**WHAT YOU SHOULD DO**. Write out every line below that includes the word "Track".

** Start of RECORDS TO USE **

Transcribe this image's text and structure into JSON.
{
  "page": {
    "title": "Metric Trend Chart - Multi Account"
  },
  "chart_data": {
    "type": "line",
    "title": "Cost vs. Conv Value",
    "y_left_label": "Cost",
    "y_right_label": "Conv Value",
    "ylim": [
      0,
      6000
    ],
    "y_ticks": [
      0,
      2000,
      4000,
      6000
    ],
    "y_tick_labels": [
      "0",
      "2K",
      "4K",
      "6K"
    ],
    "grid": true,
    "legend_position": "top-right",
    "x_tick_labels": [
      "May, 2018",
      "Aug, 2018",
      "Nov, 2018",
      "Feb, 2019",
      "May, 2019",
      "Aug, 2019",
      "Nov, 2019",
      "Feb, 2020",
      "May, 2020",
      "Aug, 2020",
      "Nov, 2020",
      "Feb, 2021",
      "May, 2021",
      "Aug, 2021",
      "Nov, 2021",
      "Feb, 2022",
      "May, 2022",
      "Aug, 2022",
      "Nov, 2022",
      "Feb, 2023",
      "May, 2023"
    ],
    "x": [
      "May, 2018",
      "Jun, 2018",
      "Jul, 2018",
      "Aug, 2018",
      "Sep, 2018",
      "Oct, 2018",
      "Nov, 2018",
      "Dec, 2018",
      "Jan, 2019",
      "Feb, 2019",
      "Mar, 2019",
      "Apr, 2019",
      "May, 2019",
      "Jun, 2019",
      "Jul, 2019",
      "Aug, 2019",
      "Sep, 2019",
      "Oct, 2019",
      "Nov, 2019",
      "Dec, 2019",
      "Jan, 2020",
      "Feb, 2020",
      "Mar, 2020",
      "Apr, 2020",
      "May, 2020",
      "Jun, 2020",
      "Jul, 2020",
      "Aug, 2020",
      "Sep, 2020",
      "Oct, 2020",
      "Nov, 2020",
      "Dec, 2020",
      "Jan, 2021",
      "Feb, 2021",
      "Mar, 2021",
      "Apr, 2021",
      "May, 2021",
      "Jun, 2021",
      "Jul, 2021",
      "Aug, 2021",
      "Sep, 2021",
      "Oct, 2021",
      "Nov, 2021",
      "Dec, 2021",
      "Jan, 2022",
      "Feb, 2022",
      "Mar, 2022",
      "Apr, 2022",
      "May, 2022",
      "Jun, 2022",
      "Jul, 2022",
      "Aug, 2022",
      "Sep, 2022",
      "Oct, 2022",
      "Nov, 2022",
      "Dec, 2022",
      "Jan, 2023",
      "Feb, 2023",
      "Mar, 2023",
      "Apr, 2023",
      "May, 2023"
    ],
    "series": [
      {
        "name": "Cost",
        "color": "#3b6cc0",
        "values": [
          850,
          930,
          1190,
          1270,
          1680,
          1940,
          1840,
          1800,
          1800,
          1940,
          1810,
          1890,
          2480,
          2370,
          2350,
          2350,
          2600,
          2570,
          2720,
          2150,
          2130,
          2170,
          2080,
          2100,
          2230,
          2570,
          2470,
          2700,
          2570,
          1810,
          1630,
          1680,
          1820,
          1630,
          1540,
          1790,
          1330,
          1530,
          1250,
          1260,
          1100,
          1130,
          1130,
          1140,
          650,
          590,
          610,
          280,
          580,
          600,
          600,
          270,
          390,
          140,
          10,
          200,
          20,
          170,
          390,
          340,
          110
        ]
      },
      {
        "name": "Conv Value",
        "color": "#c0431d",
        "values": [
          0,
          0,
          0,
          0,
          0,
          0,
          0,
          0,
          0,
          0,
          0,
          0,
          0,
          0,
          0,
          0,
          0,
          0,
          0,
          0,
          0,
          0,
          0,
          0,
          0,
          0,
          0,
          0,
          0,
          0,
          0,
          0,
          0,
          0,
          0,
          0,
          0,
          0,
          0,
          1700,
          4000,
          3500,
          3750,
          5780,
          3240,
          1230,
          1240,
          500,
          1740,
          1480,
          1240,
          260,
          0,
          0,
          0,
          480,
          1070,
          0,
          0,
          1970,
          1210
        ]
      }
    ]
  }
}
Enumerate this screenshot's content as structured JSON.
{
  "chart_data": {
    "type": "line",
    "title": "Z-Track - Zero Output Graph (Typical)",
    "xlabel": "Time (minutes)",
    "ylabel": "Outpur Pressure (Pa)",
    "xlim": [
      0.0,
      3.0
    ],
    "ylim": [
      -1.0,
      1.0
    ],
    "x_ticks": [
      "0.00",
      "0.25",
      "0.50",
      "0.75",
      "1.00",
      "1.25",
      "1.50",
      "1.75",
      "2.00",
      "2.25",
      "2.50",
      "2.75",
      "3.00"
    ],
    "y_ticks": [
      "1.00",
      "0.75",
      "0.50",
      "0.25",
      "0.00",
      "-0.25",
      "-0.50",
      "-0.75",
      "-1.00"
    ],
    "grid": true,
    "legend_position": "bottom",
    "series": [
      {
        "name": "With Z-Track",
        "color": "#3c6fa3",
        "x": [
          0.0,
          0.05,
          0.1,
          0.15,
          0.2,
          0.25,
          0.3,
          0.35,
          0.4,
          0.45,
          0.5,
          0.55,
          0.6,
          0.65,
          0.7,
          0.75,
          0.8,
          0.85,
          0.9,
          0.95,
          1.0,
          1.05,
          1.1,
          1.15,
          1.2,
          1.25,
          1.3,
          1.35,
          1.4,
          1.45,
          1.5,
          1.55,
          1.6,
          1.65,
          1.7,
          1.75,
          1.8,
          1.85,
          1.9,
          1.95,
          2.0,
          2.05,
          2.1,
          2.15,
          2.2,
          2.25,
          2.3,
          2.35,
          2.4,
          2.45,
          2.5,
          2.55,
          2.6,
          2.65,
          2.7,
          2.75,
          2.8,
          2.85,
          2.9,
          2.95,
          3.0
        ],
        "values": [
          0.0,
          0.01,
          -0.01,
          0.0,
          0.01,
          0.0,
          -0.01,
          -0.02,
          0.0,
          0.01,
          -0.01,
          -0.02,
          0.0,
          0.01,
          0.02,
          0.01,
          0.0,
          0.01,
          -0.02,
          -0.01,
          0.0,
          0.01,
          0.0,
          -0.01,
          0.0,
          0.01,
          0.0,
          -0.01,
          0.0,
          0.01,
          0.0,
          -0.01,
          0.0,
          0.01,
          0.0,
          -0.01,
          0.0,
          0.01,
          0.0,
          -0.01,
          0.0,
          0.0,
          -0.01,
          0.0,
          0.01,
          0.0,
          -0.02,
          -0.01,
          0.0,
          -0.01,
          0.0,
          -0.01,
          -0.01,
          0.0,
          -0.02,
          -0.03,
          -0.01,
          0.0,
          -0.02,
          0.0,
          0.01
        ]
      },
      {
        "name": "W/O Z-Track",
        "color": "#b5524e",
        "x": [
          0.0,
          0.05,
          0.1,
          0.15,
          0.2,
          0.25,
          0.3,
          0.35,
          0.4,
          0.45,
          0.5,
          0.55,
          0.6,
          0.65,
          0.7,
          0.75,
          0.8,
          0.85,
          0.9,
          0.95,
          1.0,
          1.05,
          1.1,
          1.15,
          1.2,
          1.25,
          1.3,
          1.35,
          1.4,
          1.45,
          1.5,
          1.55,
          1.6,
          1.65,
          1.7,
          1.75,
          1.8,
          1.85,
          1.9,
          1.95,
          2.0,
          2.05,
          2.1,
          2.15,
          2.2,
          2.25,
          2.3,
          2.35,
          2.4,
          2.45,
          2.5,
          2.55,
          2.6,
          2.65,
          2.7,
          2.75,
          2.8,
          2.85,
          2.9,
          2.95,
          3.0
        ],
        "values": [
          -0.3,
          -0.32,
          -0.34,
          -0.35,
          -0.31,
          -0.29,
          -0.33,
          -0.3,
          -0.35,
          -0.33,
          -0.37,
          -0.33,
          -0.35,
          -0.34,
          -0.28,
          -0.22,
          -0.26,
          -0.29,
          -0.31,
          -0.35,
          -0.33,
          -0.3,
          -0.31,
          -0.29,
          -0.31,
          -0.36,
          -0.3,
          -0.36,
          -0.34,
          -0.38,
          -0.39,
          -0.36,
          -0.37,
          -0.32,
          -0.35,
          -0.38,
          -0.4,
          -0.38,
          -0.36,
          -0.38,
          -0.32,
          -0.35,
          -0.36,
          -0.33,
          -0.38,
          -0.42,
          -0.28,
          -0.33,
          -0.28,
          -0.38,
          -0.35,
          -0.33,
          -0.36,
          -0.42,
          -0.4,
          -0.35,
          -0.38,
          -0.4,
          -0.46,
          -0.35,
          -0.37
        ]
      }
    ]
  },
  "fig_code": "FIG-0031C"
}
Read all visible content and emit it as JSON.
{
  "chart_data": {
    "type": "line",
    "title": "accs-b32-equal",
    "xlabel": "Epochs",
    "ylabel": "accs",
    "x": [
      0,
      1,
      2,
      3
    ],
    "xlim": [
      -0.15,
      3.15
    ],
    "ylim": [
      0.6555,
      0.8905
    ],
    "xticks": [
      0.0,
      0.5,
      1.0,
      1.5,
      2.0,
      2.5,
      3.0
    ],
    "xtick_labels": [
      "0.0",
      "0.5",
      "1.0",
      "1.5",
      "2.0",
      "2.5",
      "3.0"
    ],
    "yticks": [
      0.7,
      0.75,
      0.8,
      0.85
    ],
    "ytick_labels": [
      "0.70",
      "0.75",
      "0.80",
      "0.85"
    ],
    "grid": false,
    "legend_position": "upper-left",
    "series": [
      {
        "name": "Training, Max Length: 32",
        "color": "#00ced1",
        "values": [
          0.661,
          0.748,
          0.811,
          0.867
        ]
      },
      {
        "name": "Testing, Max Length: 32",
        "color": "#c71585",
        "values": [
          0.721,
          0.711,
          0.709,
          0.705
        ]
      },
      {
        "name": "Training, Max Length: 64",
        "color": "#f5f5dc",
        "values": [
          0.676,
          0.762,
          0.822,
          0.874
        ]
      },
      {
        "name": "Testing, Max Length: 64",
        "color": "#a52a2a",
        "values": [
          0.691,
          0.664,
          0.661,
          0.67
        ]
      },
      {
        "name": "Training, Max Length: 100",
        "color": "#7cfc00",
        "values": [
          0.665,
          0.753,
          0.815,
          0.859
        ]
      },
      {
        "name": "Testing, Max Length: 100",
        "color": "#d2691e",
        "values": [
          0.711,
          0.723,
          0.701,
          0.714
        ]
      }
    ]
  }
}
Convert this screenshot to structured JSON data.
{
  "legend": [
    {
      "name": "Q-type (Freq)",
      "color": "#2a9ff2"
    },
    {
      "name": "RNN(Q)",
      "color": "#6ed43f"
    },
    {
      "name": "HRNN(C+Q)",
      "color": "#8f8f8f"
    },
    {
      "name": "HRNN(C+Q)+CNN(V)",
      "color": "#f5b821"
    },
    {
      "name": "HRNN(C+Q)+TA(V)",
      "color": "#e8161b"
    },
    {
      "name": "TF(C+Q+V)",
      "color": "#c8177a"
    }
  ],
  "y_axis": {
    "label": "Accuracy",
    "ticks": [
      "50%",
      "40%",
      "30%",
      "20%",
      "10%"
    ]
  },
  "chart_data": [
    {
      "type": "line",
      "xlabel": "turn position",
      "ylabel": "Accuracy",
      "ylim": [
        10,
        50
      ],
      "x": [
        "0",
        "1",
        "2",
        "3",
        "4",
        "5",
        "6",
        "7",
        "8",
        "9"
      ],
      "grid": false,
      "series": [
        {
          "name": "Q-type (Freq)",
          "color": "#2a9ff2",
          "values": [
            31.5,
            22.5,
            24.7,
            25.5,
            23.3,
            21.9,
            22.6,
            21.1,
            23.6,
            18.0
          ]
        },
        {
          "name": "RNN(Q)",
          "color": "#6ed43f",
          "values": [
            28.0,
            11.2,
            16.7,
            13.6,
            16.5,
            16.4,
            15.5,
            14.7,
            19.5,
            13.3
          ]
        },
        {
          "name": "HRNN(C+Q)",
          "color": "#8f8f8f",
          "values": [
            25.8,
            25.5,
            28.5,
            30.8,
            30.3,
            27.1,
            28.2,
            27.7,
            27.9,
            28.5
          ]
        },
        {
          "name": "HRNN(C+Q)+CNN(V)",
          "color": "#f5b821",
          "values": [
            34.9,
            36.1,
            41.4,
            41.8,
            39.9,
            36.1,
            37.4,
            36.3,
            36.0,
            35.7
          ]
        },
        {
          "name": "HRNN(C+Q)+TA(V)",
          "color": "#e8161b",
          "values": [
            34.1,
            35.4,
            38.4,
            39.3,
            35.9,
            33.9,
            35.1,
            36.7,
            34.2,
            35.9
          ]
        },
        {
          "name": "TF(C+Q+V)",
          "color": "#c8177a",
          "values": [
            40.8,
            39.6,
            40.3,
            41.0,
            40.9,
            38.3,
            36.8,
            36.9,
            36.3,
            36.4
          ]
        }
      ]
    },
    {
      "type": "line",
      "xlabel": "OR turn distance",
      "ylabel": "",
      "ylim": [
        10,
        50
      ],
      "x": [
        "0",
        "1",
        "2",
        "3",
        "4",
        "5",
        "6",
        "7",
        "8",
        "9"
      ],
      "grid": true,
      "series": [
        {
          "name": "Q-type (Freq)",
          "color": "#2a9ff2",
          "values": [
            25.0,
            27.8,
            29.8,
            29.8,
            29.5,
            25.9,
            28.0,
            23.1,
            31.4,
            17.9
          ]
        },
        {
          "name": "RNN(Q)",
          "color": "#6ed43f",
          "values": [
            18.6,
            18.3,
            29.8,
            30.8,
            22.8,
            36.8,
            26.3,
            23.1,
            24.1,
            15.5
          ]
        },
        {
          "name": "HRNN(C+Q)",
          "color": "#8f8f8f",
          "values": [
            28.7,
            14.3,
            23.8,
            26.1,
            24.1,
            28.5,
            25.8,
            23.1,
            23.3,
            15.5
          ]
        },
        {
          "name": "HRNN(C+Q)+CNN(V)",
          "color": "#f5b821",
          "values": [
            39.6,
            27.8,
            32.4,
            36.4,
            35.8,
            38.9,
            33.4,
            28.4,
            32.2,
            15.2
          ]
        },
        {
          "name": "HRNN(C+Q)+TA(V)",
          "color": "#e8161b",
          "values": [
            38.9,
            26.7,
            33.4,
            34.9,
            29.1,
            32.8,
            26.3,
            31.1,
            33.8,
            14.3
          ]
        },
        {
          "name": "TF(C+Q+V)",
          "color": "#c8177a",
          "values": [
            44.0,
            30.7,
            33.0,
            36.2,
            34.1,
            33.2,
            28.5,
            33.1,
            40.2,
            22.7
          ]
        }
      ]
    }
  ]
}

** End of RECORDS TO USE **

**TASK SOLUTION**.
    "title": "Z-Track - Zero Output Graph (Typical)",
        "name": "With Z-Track",
        "name": "W/O Z-Track",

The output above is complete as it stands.